Task directions. Would you retype all of these records exactly?

Records shown.
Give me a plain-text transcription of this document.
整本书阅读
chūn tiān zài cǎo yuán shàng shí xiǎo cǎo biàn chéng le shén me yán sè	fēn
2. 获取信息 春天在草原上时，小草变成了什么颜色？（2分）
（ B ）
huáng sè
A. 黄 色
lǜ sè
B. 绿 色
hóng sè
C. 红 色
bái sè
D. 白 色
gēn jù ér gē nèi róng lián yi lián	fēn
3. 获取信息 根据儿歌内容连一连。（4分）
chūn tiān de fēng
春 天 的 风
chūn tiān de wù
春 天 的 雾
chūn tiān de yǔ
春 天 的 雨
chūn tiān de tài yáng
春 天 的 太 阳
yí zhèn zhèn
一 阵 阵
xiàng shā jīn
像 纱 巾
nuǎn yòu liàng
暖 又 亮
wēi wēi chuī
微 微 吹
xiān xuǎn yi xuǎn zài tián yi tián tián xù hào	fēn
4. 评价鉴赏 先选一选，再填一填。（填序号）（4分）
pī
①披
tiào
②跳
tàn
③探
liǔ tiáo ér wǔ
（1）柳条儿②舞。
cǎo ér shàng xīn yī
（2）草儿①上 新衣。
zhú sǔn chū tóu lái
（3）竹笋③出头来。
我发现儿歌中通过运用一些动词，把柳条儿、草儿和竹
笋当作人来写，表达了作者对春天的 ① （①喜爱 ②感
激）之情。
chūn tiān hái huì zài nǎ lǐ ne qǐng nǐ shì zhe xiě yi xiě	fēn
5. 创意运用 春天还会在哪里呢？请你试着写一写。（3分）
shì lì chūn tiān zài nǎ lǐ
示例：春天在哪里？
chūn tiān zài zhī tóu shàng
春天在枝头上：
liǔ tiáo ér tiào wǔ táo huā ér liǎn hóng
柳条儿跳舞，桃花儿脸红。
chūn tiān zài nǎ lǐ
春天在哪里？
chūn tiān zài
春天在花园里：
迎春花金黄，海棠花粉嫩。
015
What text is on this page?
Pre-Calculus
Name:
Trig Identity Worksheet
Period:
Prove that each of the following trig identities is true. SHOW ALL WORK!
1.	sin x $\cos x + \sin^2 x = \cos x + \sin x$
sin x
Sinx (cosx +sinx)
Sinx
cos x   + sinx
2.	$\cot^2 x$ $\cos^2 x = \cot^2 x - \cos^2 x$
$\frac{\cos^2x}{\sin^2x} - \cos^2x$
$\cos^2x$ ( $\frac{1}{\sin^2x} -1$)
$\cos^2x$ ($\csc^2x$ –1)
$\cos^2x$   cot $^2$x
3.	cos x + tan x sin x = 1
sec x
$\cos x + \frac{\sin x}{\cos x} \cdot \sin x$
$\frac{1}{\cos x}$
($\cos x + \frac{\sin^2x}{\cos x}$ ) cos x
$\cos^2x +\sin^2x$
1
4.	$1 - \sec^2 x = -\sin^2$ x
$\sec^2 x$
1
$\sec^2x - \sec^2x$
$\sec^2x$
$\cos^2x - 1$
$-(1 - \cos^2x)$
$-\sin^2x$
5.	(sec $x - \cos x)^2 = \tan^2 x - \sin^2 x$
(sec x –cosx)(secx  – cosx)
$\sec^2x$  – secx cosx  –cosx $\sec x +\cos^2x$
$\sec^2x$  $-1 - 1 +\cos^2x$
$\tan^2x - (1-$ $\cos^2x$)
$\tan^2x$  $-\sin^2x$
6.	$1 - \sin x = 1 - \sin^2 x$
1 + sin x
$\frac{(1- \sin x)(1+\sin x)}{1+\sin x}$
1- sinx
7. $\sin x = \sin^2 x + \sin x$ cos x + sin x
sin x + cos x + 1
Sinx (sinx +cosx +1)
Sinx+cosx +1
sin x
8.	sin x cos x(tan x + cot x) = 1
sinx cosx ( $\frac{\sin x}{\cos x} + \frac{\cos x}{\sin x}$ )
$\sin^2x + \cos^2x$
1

Output for this exercise.
Give me a plain-text transcription of this document.
整本书阅读
chūn tiān zài cǎo yuán shàng shí xiǎo cǎo biàn chéng le shén me yán sè	fēn
2. 获取信息 春天在草原上时，小草变成了什么颜色？（2分）
（ B ）
huáng sè
A. 黄 色
lǜ sè
B. 绿 色
hóng sè
C. 红 色
bái sè
D. 白 色
gēn jù ér gē nèi róng lián yi lián	fēn
3. 获取信息 根据儿歌内容连一连。（4分）
chūn tiān de fēng
春 天 的 风
chūn tiān de wù
春 天 的 雾
chūn tiān de yǔ
春 天 的 雨
chūn tiān de tài yáng
春 天 的 太 阳
yí zhèn zhèn
一 阵 阵
xiàng shā jīn
像 纱 巾
nuǎn yòu liàng
暖 又 亮
wēi wēi chuī
微 微 吹
xiān xuǎn yi xuǎn zài tián yi tián tián xù hào	fēn
4. 评价鉴赏 先选一选，再填一填。（填序号）（4分）
pī
①披
tiào
②跳
tàn
③探
liǔ tiáo ér wǔ
（1）柳条儿②舞。
cǎo ér shàng xīn yī
（2）草儿①上 新衣。
zhú sǔn chū tóu lái
（3）竹笋③出头来。
我发现儿歌中通过运用一些动词，把柳条儿、草儿和竹
笋当作人来写，表达了作者对春天的 ① （①喜爱 ②感
激）之情。
chūn tiān hái huì zài nǎ lǐ ne qǐng nǐ shì zhe xiě yi xiě	fēn
5. 创意运用 春天还会在哪里呢？请你试着写一写。（3分）
shì lì chūn tiān zài nǎ lǐ
示例：春天在哪里？
chūn tiān zài zhī tóu shàng
春天在枝头上：
liǔ tiáo ér tiào wǔ táo huā ér liǎn hóng
柳条儿跳舞，桃花儿脸红。
chūn tiān zài nǎ lǐ
春天在哪里？
chūn tiān zài
春天在花园里：
迎春花金黄，海棠花粉嫩。
015
What text is on this page?
Pre-Calculus
Name:
Trig Identity Worksheet
Period:
Prove that each of the following trig identities is true. SHOW ALL WORK!
1.	sin x $\cos x + \sin^2 x = \cos x + \sin x$
sin x
Sinx (cosx +sinx)
Sinx
cos x   + sinx
2.	$\cot^2 x$ $\cos^2 x = \cot^2 x - \cos^2 x$
$\frac{\cos^2x}{\sin^2x} - \cos^2x$
$\cos^2x$ ( $\frac{1}{\sin^2x} -1$)
$\cos^2x$ ($\csc^2x$ –1)
$\cos^2x$   cot $^2$x
3.	cos x + tan x sin x = 1
sec x
$\cos x + \frac{\sin x}{\cos x} \cdot \sin x$
$\frac{1}{\cos x}$
($\cos x + \frac{\sin^2x}{\cos x}$ ) cos x
$\cos^2x +\sin^2x$
1
4.	$1 - \sec^2 x = -\sin^2$ x
$\sec^2 x$
1
$\sec^2x - \sec^2x$
$\sec^2x$
$\cos^2x - 1$
$-(1 - \cos^2x)$
$-\sin^2x$
5.	(sec $x - \cos x)^2 = \tan^2 x - \sin^2 x$
(sec x –cosx)(secx  – cosx)
$\sec^2x$  – secx cosx  –cosx $\sec x +\cos^2x$
$\sec^2x$  $-1 - 1 +\cos^2x$
$\tan^2x - (1-$ $\cos^2x$)
$\tan^2x$  $-\sin^2x$
6.	$1 - \sin x = 1 - \sin^2 x$
1 + sin x
$\frac{(1- \sin x)(1+\sin x)}{1+\sin x}$
1- sinx
7. $\sin x = \sin^2 x + \sin x$ cos x + sin x
sin x + cos x + 1
Sinx (sinx +cosx +1)
Sinx+cosx +1
sin x
8.	sin x cos x(tan x + cot x) = 1
sinx cosx ( $\frac{\sin x}{\cos x} + \frac{\cos x}{\sin x}$ )
$\sin^2x + \cos^2x$
1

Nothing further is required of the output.